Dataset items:
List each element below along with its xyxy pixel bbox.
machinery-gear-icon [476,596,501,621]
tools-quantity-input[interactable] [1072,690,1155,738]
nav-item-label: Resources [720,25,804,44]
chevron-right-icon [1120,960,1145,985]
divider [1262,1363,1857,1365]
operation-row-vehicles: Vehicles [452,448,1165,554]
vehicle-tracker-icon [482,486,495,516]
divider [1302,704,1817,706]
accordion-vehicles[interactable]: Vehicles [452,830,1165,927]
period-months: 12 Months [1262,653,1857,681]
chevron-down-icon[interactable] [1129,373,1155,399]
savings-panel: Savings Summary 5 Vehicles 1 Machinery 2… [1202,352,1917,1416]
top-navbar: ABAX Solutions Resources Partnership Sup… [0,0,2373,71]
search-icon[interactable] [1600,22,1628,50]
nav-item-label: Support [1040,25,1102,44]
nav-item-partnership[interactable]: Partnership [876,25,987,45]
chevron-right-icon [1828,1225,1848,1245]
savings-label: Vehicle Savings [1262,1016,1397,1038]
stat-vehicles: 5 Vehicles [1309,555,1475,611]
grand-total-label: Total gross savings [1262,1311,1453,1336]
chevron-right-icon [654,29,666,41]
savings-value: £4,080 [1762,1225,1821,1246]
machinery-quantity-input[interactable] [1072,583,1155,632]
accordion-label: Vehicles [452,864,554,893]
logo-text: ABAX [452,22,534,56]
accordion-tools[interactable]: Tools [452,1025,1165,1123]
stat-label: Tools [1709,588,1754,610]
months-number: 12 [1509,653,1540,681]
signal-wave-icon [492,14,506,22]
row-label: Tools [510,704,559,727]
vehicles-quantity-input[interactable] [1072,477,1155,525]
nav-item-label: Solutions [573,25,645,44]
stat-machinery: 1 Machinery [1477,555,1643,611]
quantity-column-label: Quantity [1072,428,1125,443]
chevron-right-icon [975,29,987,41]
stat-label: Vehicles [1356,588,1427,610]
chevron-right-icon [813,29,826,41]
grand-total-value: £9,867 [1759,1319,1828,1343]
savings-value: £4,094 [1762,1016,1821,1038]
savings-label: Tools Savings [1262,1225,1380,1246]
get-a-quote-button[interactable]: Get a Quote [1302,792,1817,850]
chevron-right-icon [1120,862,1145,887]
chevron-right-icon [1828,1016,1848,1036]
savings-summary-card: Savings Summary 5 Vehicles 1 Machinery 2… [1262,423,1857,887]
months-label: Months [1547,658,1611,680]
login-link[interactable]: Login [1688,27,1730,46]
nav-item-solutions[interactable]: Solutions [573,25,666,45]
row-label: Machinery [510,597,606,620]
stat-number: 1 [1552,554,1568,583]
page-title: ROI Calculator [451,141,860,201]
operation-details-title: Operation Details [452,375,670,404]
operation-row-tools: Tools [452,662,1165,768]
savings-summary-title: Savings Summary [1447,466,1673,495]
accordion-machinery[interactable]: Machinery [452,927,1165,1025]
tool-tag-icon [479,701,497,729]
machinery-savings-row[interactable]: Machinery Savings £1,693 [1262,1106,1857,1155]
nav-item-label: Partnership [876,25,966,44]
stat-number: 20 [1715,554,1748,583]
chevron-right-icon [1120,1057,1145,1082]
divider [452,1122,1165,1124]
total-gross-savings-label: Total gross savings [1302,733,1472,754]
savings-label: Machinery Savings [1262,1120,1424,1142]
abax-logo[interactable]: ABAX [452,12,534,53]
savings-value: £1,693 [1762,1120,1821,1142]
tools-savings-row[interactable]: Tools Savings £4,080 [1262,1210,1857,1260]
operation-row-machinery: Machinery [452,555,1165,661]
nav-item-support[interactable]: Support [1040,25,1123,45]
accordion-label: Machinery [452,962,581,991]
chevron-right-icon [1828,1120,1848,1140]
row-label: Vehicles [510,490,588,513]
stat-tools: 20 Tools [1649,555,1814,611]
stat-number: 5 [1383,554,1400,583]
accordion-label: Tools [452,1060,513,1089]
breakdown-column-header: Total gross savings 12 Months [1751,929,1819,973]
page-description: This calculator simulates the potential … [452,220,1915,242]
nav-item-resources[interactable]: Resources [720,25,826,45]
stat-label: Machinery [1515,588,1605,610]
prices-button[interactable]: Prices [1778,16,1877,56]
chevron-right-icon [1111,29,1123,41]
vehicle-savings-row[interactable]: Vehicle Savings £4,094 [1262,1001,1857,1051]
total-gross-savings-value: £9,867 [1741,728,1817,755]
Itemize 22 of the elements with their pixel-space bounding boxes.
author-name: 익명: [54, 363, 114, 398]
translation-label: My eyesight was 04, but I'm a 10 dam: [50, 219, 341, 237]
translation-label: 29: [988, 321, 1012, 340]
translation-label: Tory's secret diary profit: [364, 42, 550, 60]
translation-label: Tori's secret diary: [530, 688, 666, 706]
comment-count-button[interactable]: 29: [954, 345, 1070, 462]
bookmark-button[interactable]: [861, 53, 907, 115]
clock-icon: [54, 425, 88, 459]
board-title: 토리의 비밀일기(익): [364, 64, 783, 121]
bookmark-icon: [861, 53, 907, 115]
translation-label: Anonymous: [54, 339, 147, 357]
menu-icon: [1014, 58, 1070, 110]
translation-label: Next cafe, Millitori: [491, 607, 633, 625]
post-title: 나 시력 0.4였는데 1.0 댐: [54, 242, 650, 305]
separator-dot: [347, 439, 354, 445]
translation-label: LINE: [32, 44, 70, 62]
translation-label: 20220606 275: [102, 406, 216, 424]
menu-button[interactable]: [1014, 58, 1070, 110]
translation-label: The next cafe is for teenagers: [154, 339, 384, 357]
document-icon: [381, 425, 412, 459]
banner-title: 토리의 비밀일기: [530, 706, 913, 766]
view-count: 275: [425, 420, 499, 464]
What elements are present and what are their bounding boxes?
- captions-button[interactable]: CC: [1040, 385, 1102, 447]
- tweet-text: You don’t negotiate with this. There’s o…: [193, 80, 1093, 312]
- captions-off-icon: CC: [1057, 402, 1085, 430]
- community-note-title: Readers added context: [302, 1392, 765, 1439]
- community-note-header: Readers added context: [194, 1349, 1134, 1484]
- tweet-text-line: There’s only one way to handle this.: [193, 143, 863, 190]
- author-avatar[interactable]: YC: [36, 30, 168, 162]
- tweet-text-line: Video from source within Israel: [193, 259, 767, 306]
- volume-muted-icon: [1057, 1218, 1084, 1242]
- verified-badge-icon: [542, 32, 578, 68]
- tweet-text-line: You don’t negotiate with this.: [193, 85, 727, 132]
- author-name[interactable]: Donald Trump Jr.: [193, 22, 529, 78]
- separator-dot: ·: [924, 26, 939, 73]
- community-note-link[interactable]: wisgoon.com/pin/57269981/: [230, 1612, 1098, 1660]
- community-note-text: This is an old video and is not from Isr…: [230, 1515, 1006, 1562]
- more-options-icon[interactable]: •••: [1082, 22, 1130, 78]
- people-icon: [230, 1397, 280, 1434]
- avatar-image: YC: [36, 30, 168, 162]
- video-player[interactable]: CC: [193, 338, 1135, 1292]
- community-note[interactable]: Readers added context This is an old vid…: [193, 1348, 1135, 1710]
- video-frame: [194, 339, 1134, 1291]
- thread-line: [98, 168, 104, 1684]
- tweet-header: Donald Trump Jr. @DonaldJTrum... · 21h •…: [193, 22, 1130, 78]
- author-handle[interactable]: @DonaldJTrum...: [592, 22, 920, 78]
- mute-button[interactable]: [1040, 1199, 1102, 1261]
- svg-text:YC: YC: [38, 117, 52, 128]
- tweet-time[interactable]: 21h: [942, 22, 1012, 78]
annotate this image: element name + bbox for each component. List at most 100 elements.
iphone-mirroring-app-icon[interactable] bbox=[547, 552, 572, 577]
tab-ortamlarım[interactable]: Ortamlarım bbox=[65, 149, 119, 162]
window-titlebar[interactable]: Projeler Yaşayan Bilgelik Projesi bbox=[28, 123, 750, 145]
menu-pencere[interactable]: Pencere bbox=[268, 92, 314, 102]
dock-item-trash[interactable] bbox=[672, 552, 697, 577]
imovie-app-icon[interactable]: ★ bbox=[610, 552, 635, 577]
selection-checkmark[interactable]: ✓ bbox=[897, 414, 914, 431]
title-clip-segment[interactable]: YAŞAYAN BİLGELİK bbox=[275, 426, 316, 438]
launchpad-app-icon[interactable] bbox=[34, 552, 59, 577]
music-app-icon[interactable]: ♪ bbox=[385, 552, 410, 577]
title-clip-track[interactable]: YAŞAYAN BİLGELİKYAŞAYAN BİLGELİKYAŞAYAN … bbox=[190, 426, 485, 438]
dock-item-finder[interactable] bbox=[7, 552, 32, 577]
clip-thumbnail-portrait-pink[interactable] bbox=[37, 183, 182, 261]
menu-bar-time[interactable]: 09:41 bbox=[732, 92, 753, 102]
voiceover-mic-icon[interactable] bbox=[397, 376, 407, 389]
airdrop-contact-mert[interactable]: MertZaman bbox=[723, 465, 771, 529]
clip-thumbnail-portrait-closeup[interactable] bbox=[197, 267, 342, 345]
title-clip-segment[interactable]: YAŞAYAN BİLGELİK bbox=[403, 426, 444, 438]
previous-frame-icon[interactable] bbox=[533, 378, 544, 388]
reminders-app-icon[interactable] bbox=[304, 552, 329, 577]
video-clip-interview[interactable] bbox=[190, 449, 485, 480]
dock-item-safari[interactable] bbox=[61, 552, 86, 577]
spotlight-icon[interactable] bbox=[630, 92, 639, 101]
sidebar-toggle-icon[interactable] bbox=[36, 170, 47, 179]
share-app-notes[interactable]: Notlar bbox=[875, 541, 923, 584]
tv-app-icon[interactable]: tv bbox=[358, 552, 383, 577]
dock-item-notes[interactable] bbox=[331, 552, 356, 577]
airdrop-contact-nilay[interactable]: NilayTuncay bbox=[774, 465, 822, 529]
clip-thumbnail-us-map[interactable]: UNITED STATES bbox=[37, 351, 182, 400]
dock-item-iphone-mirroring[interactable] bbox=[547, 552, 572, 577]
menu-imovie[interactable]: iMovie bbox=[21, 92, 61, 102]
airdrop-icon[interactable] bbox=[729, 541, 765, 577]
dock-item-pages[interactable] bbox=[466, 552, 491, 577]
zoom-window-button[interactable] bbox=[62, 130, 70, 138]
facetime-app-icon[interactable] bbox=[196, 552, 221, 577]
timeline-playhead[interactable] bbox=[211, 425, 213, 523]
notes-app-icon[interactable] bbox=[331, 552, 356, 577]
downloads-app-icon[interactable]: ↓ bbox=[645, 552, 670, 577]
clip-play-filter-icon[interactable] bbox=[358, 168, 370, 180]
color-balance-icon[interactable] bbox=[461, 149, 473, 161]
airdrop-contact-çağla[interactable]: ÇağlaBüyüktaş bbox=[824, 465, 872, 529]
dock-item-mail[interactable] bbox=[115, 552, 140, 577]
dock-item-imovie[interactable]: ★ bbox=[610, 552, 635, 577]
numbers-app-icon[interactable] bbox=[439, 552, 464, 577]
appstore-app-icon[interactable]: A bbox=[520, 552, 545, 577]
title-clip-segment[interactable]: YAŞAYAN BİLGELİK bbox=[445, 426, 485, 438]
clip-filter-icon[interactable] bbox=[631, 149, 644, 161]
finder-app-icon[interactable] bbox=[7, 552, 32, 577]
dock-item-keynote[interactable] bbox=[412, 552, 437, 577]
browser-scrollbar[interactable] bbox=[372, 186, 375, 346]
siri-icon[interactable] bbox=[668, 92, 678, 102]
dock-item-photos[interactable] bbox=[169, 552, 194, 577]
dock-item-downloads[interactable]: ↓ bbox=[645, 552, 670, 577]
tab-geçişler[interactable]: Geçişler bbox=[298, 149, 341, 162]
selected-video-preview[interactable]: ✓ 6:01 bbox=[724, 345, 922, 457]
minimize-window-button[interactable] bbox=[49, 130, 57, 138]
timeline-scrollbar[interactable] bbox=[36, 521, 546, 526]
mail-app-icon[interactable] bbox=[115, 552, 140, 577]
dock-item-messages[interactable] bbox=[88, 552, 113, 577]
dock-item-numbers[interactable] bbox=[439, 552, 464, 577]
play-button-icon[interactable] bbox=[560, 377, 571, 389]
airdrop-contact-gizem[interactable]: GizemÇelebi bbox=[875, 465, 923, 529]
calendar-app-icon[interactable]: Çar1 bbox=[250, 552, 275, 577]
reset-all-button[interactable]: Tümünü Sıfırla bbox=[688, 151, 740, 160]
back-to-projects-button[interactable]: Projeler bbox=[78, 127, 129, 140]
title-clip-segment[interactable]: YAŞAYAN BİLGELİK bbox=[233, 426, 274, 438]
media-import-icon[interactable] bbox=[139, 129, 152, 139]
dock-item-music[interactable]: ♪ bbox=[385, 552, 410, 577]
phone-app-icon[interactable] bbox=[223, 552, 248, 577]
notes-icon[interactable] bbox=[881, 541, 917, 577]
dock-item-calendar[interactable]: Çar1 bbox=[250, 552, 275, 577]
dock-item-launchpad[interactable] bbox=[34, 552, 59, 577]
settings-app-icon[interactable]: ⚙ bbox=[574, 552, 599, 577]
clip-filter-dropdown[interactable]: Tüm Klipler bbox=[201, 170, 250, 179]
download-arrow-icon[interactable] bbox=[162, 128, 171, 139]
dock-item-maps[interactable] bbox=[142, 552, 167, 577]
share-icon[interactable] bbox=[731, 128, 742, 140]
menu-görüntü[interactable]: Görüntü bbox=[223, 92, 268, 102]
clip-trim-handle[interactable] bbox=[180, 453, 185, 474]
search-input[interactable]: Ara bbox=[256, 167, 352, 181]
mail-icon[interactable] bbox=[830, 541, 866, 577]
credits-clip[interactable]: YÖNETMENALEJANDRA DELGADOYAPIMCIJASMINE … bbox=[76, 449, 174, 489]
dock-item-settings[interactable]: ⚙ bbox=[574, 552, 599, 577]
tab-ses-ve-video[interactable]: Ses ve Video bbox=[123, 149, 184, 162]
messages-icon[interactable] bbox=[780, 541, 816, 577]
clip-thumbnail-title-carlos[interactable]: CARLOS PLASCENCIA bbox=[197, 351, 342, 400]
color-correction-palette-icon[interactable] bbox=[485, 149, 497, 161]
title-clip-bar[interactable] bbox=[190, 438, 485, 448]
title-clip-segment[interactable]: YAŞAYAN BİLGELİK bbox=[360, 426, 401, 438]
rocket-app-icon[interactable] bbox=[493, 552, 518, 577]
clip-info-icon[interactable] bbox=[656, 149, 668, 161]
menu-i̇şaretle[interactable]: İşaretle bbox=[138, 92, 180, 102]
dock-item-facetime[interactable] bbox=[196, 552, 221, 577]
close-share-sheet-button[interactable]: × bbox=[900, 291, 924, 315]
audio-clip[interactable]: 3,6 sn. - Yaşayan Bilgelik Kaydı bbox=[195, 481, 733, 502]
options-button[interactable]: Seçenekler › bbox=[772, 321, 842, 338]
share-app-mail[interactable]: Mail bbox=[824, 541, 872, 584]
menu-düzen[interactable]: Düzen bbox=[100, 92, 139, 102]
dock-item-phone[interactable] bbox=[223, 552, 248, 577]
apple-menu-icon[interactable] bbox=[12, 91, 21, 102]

Directive: Copy the entries above verbatim, from the first line through the line containing "nav-item-label: Support [1040,25,1102,44]", inclusive.

Answer for this exercise:
List each element below along with its xyxy pixel bbox.
machinery-gear-icon [476,596,501,621]
tools-quantity-input[interactable] [1072,690,1155,738]
nav-item-label: Resources [720,25,804,44]
chevron-right-icon [1120,960,1145,985]
divider [1262,1363,1857,1365]
operation-row-vehicles: Vehicles [452,448,1165,554]
vehicle-tracker-icon [482,486,495,516]
divider [1302,704,1817,706]
accordion-vehicles[interactable]: Vehicles [452,830,1165,927]
period-months: 12 Months [1262,653,1857,681]
chevron-down-icon[interactable] [1129,373,1155,399]
savings-panel: Savings Summary 5 Vehicles 1 Machinery 2… [1202,352,1917,1416]
top-navbar: ABAX Solutions Resources Partnership Sup… [0,0,2373,71]
search-icon[interactable] [1600,22,1628,50]
nav-item-label: Support [1040,25,1102,44]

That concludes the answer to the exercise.